REQUEST:
Write out all of the records precisely. Skip anything that is a picture.

EXERCISE MATERIALS:
##############################
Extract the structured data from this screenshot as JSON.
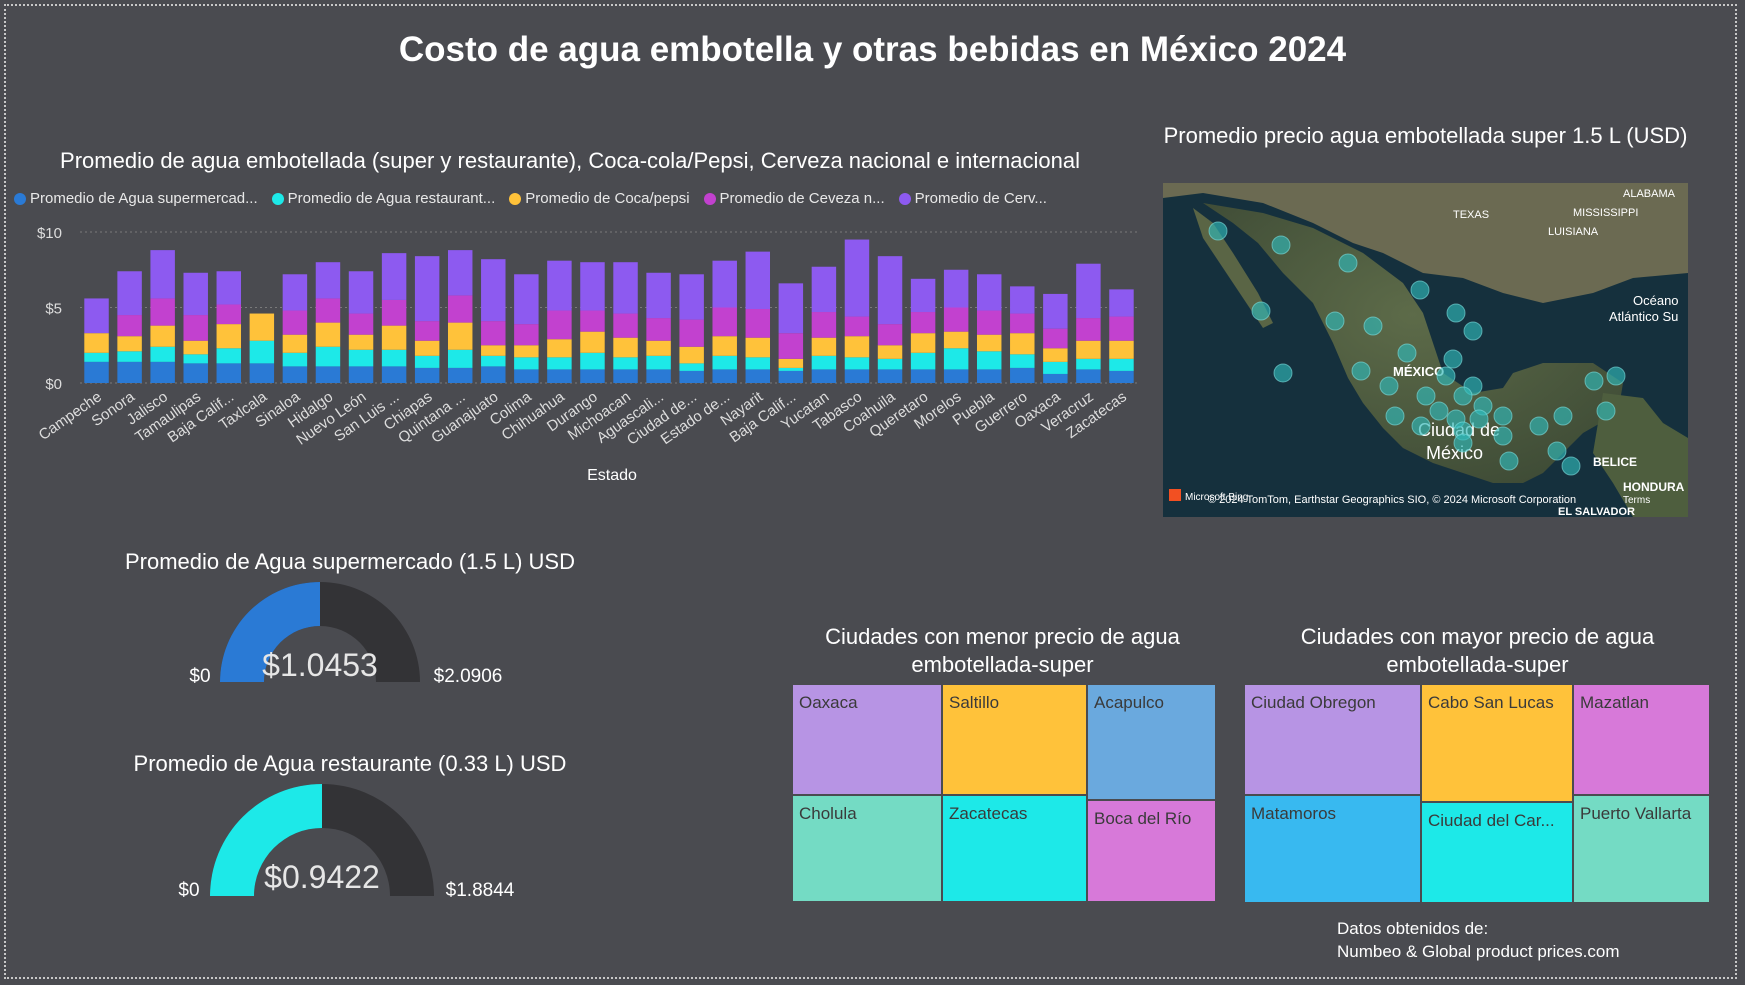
{
  "title": "Costo de agua embotella y otras bebidas en México 2024",
  "bar_chart": {
    "title": "Promedio de agua embotellada (super y restaurante), Coca-cola/Pepsi, Cerveza nacional e internacional",
    "legend": [
      {
        "label": "Promedio de Agua supermercad...",
        "color": "#2a7ad5"
      },
      {
        "label": "Promedio de Agua restaurant...",
        "color": "#1de9e8"
      },
      {
        "label": "Promedio de Coca/pepsi",
        "color": "#ffc23a"
      },
      {
        "label": "Promedio de Ceveza n...",
        "color": "#c241cf"
      },
      {
        "label": "Promedio de Cerv...",
        "color": "#8d5af0"
      }
    ],
    "y_ticks": [
      "$10",
      "$5",
      "$0"
    ],
    "xlabel": "Estado"
  },
  "chart_data": {
    "type": "bar",
    "stacked": true,
    "categories": [
      "Campeche",
      "Sonora",
      "Jalisco",
      "Tamaulipas",
      "Baja Calif...",
      "Taxlcala",
      "Sinaloa",
      "Hidalgo",
      "Nuevo León",
      "San Luis ...",
      "Chiapas",
      "Quintana ...",
      "Guanajuato",
      "Colima",
      "Chihuahua",
      "Durango",
      "Michoacan",
      "Aguascali...",
      "Ciudad de...",
      "Estado de...",
      "Nayarit",
      "Baja Calif...",
      "Yucatan",
      "Tabasco",
      "Coahuila",
      "Queretaro",
      "Morelos",
      "Puebla",
      "Guerrero",
      "Oaxaca",
      "Veracruz",
      "Zacatecas"
    ],
    "series": [
      {
        "name": "Promedio de Agua supermercad...",
        "values": [
          1.4,
          1.4,
          1.4,
          1.3,
          1.3,
          1.3,
          1.1,
          1.1,
          1.1,
          1.1,
          1.0,
          1.0,
          1.1,
          0.9,
          0.9,
          0.9,
          0.9,
          0.9,
          0.8,
          0.9,
          0.9,
          0.8,
          0.9,
          0.9,
          0.9,
          0.9,
          0.9,
          0.9,
          1.0,
          0.6,
          0.9,
          0.8
        ]
      },
      {
        "name": "Promedio de Agua restaurant...",
        "values": [
          0.6,
          0.7,
          1.0,
          0.6,
          1.0,
          1.5,
          0.9,
          1.3,
          1.1,
          1.1,
          0.8,
          1.2,
          0.7,
          0.8,
          0.8,
          1.1,
          0.8,
          0.9,
          0.5,
          0.9,
          0.8,
          0.2,
          0.9,
          0.8,
          0.7,
          1.1,
          1.4,
          1.2,
          0.9,
          0.8,
          0.7,
          0.8
        ]
      },
      {
        "name": "Promedio de Coca/pepsi",
        "values": [
          1.3,
          1.0,
          1.4,
          0.9,
          1.6,
          1.8,
          1.2,
          1.6,
          1.0,
          1.6,
          1.0,
          1.8,
          0.7,
          0.8,
          1.2,
          1.4,
          1.3,
          1.0,
          1.1,
          1.3,
          1.3,
          0.6,
          1.2,
          1.4,
          0.9,
          1.3,
          1.1,
          1.1,
          1.4,
          0.9,
          1.2,
          1.2
        ]
      },
      {
        "name": "Promedio de Ceveza n...",
        "values": [
          0,
          1.4,
          1.8,
          1.7,
          1.3,
          0,
          1.6,
          1.6,
          1.4,
          1.7,
          1.3,
          1.8,
          1.6,
          1.4,
          1.9,
          1.4,
          1.6,
          1.5,
          1.8,
          1.9,
          1.9,
          1.7,
          1.7,
          1.3,
          1.4,
          1.4,
          1.6,
          1.6,
          1.3,
          1.3,
          1.5,
          1.6
        ]
      },
      {
        "name": "Promedio de Cerv...",
        "values": [
          2.3,
          2.9,
          3.2,
          2.8,
          2.2,
          0,
          2.4,
          2.4,
          2.8,
          3.1,
          4.3,
          3.0,
          4.1,
          3.3,
          3.3,
          3.2,
          3.4,
          3.0,
          3.0,
          3.1,
          3.8,
          3.3,
          3.0,
          5.1,
          4.5,
          2.2,
          2.5,
          2.4,
          1.8,
          2.3,
          3.6,
          1.8
        ]
      }
    ],
    "ylim": [
      0,
      10
    ],
    "xlabel": "Estado"
  },
  "map": {
    "title": "Promedio precio agua embotellada super 1.5 L (USD)",
    "labels": [
      "TEXAS",
      "MISSISSIPPI",
      "LUISIANA",
      "ALABAMA",
      "Océano",
      "Atlántico Su",
      "MÉXICO",
      "Ciudad de",
      "México",
      "BELICE",
      "HONDURA",
      "EL SALVADOR"
    ],
    "attribution": "© 2024 TomTom, Earthstar Geographics SIO, © 2024 Microsoft Corporation",
    "terms": "Terms",
    "brand": "Microsoft Bing"
  },
  "gauges": [
    {
      "title": "Promedio de Agua supermercado (1.5 L) USD",
      "value_label": "$1.0453",
      "min_label": "$0",
      "max_label": "$2.0906",
      "value": 1.0453,
      "max": 2.0906,
      "color": "#2a7ad5"
    },
    {
      "title": "Promedio de Agua restaurante (0.33 L) USD",
      "value_label": "$0.9422",
      "min_label": "$0",
      "max_label": "$1.8844",
      "value": 0.9422,
      "max": 1.8844,
      "color": "#1de9e8"
    }
  ],
  "treemap_low": {
    "title_line1": "Ciudades con menor precio de agua",
    "title_line2": "embotellada-super",
    "tiles": [
      "Oaxaca",
      "Saltillo",
      "Acapulco",
      "Cholula",
      "Zacatecas",
      "Boca del Río"
    ]
  },
  "treemap_high": {
    "title_line1": "Ciudades con mayor precio de agua",
    "title_line2": "embotellada-super",
    "tiles": [
      "Ciudad Obregon",
      "Cabo San Lucas",
      "Mazatlan",
      "Matamoros",
      "Ciudad del Car...",
      "Puerto Vallarta"
    ]
  },
  "source": {
    "line1": "Datos obtenidos de:",
    "line2": "Numbeo & Global product prices.com"
  }
}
##############################
FINISHED EXERCISE:
Extract the structured data from this screenshot as JSON.
{
  "title": "Costo de agua embotella y otras bebidas en México 2024",
  "bar_chart": {
    "title": "Promedio de agua embotellada (super y restaurante), Coca-cola/Pepsi, Cerveza nacional e internacional",
    "legend": [
      {
        "label": "Promedio de Agua supermercad...",
        "color": "#2a7ad5"
      },
      {
        "label": "Promedio de Agua restaurant...",
        "color": "#1de9e8"
      },
      {
        "label": "Promedio de Coca/pepsi",
        "color": "#ffc23a"
      },
      {
        "label": "Promedio de Ceveza n...",
        "color": "#c241cf"
      },
      {
        "label": "Promedio de Cerv...",
        "color": "#8d5af0"
      }
    ],
    "y_ticks": [
      "$10",
      "$5",
      "$0"
    ],
    "xlabel": "Estado"
  },
  "chart_data": {
    "type": "bar",
    "stacked": true,
    "categories": [
      "Campeche",
      "Sonora",
      "Jalisco",
      "Tamaulipas",
      "Baja Calif...",
      "Taxlcala",
      "Sinaloa",
      "Hidalgo",
      "Nuevo León",
      "San Luis ...",
      "Chiapas",
      "Quintana ...",
      "Guanajuato",
      "Colima",
      "Chihuahua",
      "Durango",
      "Michoacan",
      "Aguascali...",
      "Ciudad de...",
      "Estado de...",
      "Nayarit",
      "Baja Calif...",
      "Yucatan",
      "Tabasco",
      "Coahuila",
      "Queretaro",
      "Morelos",
      "Puebla",
      "Guerrero",
      "Oaxaca",
      "Veracruz",
      "Zacatecas"
    ],
    "series": [
      {
        "name": "Promedio de Agua supermercad...",
        "values": [
          1.4,
          1.4,
          1.4,
          1.3,
          1.3,
          1.3,
          1.1,
          1.1,
          1.1,
          1.1,
          1.0,
          1.0,
          1.1,
          0.9,
          0.9,
          0.9,
          0.9,
          0.9,
          0.8,
          0.9,
          0.9,
          0.8,
          0.9,
          0.9,
          0.9,
          0.9,
          0.9,
          0.9,
          1.0,
          0.6,
          0.9,
          0.8
        ]
      },
      {
        "name": "Promedio de Agua restaurant...",
        "values": [
          0.6,
          0.7,
          1.0,
          0.6,
          1.0,
          1.5,
          0.9,
          1.3,
          1.1,
          1.1,
          0.8,
          1.2,
          0.7,
          0.8,
          0.8,
          1.1,
          0.8,
          0.9,
          0.5,
          0.9,
          0.8,
          0.2,
          0.9,
          0.8,
          0.7,
          1.1,
          1.4,
          1.2,
          0.9,
          0.8,
          0.7,
          0.8
        ]
      },
      {
        "name": "Promedio de Coca/pepsi",
        "values": [
          1.3,
          1.0,
          1.4,
          0.9,
          1.6,
          1.8,
          1.2,
          1.6,
          1.0,
          1.6,
          1.0,
          1.8,
          0.7,
          0.8,
          1.2,
          1.4,
          1.3,
          1.0,
          1.1,
          1.3,
          1.3,
          0.6,
          1.2,
          1.4,
          0.9,
          1.3,
          1.1,
          1.1,
          1.4,
          0.9,
          1.2,
          1.2
        ]
      },
      {
        "name": "Promedio de Ceveza n...",
        "values": [
          0,
          1.4,
          1.8,
          1.7,
          1.3,
          0,
          1.6,
          1.6,
          1.4,
          1.7,
          1.3,
          1.8,
          1.6,
          1.4,
          1.9,
          1.4,
          1.6,
          1.5,
          1.8,
          1.9,
          1.9,
          1.7,
          1.7,
          1.3,
          1.4,
          1.4,
          1.6,
          1.6,
          1.3,
          1.3,
          1.5,
          1.6
        ]
      },
      {
        "name": "Promedio de Cerv...",
        "values": [
          2.3,
          2.9,
          3.2,
          2.8,
          2.2,
          0,
          2.4,
          2.4,
          2.8,
          3.1,
          4.3,
          3.0,
          4.1,
          3.3,
          3.3,
          3.2,
          3.4,
          3.0,
          3.0,
          3.1,
          3.8,
          3.3,
          3.0,
          5.1,
          4.5,
          2.2,
          2.5,
          2.4,
          1.8,
          2.3,
          3.6,
          1.8
        ]
      }
    ],
    "ylim": [
      0,
      10
    ],
    "xlabel": "Estado"
  },
  "map": {
    "title": "Promedio precio agua embotellada super 1.5 L (USD)",
    "labels": [
      "TEXAS",
      "MISSISSIPPI",
      "LUISIANA",
      "ALABAMA",
      "Océano",
      "Atlántico Su",
      "MÉXICO",
      "Ciudad de",
      "México",
      "BELICE",
      "HONDURA",
      "EL SALVADOR"
    ],
    "attribution": "© 2024 TomTom, Earthstar Geographics SIO, © 2024 Microsoft Corporation",
    "terms": "Terms",
    "brand": "Microsoft Bing"
  },
  "gauges": [
    {
      "title": "Promedio de Agua supermercado (1.5 L) USD",
      "value_label": "$1.0453",
      "min_label": "$0",
      "max_label": "$2.0906",
      "value": 1.0453,
      "max": 2.0906,
      "color": "#2a7ad5"
    },
    {
      "title": "Promedio de Agua restaurante (0.33 L) USD",
      "value_label": "$0.9422",
      "min_label": "$0",
      "max_label": "$1.8844",
      "value": 0.9422,
      "max": 1.8844,
      "color": "#1de9e8"
    }
  ],
  "treemap_low": {
    "title_line1": "Ciudades con menor precio de agua",
    "title_line2": "embotellada-super",
    "tiles": [
      "Oaxaca",
      "Saltillo",
      "Acapulco",
      "Cholula",
      "Zacatecas",
      "Boca del Río"
    ]
  },
  "treemap_high": {
    "title_line1": "Ciudades con mayor precio de agua",
    "title_line2": "embotellada-super",
    "tiles": [
      "Ciudad Obregon",
      "Cabo San Lucas",
      "Mazatlan",
      "Matamoros",
      "Ciudad del Car...",
      "Puerto Vallarta"
    ]
  },
  "source": {
    "line1": "Datos obtenidos de:",
    "line2": "Numbeo & Global product prices.com"
  }
}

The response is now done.